* EXERCISE INSTRUCTIONS *
Using the data below, gather each line that includes the word "JSON".

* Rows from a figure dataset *
-.-.-

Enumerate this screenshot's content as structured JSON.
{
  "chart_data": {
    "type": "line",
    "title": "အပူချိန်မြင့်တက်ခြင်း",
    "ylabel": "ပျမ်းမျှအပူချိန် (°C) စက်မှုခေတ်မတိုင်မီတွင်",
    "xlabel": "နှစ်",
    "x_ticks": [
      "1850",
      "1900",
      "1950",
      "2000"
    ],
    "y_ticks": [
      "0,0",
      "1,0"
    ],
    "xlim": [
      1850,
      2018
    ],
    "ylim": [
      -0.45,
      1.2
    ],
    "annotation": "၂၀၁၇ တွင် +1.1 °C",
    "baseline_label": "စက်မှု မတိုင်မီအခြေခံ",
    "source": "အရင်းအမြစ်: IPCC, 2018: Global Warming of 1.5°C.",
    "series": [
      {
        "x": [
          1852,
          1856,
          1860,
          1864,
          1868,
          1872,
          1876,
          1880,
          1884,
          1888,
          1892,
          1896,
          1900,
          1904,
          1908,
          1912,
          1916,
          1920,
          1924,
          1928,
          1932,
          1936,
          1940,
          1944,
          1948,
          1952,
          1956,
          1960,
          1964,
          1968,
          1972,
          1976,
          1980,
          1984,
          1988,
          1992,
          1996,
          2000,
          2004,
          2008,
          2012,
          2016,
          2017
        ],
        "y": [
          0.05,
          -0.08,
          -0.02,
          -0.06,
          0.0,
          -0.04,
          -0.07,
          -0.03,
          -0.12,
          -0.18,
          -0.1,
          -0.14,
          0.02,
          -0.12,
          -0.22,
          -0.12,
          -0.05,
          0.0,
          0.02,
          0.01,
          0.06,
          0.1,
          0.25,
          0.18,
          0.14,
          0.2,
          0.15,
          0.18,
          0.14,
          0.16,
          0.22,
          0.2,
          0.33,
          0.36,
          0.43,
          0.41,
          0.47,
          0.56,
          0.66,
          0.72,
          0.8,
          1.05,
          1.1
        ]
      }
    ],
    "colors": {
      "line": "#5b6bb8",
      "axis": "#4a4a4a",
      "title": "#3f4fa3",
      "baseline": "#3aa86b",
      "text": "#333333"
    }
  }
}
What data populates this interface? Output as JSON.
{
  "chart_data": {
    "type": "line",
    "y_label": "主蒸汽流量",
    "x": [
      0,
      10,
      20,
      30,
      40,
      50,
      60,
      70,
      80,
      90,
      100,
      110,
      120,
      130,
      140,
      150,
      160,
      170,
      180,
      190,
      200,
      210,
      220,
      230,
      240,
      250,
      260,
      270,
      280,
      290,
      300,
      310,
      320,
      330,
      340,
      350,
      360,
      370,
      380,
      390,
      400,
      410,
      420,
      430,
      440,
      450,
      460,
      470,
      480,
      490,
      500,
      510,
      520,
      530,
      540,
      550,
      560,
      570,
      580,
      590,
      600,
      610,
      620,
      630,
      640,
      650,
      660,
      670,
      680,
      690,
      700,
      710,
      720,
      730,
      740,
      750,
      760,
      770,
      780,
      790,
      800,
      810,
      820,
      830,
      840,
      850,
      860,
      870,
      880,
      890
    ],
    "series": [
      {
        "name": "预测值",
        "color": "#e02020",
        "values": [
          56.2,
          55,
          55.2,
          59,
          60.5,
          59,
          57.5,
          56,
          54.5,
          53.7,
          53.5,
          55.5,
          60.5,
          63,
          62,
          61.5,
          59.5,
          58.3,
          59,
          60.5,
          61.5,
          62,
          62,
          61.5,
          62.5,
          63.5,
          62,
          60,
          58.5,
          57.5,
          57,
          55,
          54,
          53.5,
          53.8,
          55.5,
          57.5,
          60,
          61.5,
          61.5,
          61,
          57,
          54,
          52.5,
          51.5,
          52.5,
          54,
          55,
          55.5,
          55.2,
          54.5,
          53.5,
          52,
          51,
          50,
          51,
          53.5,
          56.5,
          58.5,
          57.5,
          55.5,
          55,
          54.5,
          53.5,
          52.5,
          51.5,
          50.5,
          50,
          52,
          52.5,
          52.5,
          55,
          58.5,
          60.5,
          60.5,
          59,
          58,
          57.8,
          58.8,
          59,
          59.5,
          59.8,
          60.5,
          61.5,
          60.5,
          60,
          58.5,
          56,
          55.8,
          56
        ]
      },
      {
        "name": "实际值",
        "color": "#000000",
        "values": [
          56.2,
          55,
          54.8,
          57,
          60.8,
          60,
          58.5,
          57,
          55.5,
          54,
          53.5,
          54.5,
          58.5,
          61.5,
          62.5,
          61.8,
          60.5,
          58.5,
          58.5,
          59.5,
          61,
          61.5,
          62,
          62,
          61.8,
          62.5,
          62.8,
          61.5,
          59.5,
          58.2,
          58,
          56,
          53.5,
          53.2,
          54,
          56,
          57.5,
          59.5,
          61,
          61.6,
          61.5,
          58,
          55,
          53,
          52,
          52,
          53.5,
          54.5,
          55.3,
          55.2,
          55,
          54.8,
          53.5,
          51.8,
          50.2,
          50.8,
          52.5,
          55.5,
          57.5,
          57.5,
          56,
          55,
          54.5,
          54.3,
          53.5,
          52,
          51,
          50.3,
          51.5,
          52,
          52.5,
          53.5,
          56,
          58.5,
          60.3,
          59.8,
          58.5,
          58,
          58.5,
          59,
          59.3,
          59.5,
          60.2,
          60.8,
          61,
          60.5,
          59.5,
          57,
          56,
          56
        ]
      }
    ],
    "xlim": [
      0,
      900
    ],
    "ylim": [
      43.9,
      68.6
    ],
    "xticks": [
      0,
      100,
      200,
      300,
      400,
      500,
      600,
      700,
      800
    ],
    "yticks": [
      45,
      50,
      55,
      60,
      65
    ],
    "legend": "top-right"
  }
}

-.-.-

* TASK RESULT *
Enumerate this screenshot's content as structured JSON.
What data populates this interface? Output as JSON.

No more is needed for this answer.